Provided passage:
---+---

Integrated and holistic healthcare clinic London

18/02/2022

Cancer drugs, evidence based medicine?

Cancer drugs, evidence based medicine?

 

When I read this article, published in The BMJ (http:/dx.doi.org/10.1136/bmj.j4528) on the 5th of October, the first thing that came to my mind was the part of the Hippocratic Oath that says “primum non nocere” ( first, do no harm). Well, it seems, that according to this article, some people have forgotten that very first promise they made when they once graduated.

This study reveals how most new cancer drugs not only are failing to deliver any clinically meaningful evidence but also causing a great deal of appalling, even sometimes permanent, side effects.

Between 2008 and 2012 the USA Food and Drug Administration (FDA) approved most uses of cancer drugs without evidence of survival or improved quality of life (67%, 36/54). Among the approvals, only five (14%) were shown later to improve survival.

57% (39/68) of the cancer drugs approved by the European Medicines Agency (EMA) had no supporting better survival or quality of life evidence when they entered the market. Only six (after a median of 5.9 years) had been shown to improve survival or quality of life.

In addition, three facts that do not make look them better:

  1. when they do offer survival advantages, the gains are often marginal;
  2. the small benefits typically occur in trials conducted in unrepresentative patient populations, and
  3. many of the surrogate outcomes used for approval are poorly correlated with survival.

To this disappointing picture, we should add the excessive costs of the drugs, which are discussed at NICE meetings behind closed doors. “When expensive drugs that lack clinically meaningful benefits are approved and reimbursed within publicly funded healthcare systems, individual patients may be harmed, important resources wasted, and the delivery of equitable and affordable care is undermined,” the researchers say.

---+---

Data extracts:
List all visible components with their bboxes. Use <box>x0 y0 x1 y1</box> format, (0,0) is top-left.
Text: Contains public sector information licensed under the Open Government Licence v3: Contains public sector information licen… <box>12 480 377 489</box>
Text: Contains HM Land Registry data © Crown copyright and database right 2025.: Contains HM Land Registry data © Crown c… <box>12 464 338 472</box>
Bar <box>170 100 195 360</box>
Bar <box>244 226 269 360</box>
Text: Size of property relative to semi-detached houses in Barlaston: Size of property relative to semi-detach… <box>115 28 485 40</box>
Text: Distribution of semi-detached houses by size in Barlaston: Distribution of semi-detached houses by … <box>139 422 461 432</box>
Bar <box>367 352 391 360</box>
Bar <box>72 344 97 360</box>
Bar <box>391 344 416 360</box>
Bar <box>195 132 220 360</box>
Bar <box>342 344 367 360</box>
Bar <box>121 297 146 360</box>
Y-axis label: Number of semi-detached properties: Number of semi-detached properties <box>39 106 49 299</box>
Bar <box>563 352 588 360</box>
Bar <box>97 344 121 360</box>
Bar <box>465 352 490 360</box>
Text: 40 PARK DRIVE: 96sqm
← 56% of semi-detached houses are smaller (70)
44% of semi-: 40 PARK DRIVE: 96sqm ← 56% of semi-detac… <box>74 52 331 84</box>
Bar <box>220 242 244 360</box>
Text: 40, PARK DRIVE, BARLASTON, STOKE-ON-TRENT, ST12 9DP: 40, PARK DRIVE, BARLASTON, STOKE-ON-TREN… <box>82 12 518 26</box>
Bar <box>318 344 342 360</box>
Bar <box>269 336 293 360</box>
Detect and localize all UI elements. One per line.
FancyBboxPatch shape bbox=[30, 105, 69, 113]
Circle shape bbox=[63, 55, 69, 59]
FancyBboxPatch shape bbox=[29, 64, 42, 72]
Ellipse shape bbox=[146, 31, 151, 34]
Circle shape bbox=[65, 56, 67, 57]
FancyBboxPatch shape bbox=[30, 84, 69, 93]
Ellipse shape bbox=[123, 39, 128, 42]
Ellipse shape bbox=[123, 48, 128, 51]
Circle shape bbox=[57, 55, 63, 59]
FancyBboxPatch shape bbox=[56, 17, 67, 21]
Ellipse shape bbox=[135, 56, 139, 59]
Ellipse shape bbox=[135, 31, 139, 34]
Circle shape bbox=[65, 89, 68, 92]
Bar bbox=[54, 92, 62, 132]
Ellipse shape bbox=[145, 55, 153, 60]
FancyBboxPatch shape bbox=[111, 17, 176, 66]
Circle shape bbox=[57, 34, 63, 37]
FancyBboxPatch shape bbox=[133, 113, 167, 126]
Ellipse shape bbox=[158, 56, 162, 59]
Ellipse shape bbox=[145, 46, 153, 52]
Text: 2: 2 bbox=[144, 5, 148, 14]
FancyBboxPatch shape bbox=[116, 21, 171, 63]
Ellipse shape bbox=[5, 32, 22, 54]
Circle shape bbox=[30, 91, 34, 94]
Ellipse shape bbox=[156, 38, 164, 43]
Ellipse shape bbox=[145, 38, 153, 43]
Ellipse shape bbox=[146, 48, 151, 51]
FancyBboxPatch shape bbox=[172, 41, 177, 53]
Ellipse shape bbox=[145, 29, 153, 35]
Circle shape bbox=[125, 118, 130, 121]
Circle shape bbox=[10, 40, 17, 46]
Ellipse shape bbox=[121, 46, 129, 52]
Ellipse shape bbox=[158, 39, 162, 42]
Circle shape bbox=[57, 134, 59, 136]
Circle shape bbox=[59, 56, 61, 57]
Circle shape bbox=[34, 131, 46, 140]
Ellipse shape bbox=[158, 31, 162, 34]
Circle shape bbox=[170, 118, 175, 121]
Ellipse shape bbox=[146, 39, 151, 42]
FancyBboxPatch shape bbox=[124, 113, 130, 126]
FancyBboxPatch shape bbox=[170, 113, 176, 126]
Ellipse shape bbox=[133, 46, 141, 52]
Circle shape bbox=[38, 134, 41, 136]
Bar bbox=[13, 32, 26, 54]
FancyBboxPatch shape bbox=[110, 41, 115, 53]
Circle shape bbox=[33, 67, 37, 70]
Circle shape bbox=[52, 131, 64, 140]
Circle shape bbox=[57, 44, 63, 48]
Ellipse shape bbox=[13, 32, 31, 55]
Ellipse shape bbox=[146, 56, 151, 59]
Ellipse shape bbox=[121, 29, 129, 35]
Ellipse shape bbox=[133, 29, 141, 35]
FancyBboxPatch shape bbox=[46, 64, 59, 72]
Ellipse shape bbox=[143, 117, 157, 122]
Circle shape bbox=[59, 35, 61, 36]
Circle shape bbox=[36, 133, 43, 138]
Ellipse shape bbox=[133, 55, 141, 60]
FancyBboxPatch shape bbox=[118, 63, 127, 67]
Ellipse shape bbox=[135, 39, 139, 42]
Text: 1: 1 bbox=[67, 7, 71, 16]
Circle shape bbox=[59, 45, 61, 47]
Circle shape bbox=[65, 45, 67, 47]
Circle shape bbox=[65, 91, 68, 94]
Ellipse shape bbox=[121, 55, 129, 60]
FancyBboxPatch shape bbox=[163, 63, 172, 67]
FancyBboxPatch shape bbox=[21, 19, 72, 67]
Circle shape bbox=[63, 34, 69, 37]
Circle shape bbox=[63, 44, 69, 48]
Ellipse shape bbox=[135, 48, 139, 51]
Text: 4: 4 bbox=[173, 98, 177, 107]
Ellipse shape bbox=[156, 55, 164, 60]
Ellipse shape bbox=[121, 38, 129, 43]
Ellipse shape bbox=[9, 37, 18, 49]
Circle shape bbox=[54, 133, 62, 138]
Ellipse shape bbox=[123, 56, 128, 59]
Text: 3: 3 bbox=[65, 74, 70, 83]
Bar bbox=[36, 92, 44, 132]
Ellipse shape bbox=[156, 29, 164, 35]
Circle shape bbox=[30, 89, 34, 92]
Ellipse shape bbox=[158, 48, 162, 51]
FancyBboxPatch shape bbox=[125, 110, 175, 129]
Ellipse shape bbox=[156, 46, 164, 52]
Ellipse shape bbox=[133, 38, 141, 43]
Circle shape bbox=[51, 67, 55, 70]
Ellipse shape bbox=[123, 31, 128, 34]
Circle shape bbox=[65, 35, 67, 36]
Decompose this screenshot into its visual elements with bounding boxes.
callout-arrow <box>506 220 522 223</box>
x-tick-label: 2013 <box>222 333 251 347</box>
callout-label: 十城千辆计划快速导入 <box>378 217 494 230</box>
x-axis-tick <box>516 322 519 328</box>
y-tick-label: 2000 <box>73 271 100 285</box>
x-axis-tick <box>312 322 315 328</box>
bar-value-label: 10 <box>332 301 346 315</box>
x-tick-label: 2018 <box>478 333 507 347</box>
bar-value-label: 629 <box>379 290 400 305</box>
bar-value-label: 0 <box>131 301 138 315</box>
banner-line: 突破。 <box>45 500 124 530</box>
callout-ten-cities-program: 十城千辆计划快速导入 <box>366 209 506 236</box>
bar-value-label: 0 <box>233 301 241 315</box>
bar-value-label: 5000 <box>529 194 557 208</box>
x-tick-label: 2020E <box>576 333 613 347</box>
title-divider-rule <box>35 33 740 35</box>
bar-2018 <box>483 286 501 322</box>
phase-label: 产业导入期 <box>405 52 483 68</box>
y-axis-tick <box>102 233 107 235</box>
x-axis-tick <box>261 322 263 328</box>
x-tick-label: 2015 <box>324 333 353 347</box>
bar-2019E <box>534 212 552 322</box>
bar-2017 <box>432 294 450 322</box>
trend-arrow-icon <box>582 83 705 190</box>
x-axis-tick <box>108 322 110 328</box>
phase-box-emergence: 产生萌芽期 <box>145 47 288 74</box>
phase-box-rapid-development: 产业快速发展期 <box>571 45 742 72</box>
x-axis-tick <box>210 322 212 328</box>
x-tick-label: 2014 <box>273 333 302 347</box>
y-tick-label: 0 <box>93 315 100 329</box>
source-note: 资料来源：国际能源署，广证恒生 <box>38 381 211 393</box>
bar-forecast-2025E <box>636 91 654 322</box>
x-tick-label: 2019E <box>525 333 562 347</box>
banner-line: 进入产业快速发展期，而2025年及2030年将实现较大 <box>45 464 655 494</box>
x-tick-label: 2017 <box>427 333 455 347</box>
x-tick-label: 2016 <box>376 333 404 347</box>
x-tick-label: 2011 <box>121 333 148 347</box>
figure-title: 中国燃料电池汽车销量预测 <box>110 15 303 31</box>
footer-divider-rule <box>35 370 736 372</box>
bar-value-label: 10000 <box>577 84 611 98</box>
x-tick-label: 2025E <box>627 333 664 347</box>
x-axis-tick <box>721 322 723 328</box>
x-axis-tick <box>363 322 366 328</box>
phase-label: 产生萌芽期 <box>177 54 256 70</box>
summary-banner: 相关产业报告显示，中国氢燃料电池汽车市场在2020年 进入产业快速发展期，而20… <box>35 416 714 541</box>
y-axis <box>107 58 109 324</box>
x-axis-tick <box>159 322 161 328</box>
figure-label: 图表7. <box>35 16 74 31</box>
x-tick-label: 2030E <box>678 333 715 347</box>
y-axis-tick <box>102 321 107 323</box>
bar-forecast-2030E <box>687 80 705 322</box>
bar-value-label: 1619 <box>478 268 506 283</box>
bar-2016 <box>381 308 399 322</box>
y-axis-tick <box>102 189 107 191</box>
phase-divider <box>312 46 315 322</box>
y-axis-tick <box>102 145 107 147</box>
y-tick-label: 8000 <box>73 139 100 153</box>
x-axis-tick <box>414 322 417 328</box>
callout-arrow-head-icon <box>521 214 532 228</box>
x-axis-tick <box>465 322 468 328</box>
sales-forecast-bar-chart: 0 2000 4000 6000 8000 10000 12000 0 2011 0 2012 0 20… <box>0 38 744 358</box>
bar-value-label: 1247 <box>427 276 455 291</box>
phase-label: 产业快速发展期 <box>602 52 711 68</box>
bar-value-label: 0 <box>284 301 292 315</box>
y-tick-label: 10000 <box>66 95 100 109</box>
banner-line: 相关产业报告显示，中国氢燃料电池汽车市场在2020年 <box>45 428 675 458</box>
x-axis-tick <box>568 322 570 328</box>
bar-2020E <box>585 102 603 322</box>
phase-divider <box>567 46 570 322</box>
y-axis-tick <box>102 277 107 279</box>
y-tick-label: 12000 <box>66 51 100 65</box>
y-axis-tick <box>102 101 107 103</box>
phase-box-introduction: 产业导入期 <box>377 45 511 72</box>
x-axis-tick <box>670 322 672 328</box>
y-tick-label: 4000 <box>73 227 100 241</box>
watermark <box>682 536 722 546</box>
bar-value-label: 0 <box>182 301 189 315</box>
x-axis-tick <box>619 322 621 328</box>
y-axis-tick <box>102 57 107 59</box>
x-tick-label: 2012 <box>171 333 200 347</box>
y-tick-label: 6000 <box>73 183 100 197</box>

---+---

What you should do: Quote the stretch from "When I read" through "they once graduated." in the cancer drugs piece.

Task output:
When I read this article, published in The BMJ (http:/dx.doi.org/10.1136/bmj.j4528) on the 5th of October, the first thing that came to my mind was the part of the Hippocratic Oath that says “primum non nocere” ( first, do no harm). Well, it seems, that according to this article, some people have forgotten that very first promise they made when they once graduated.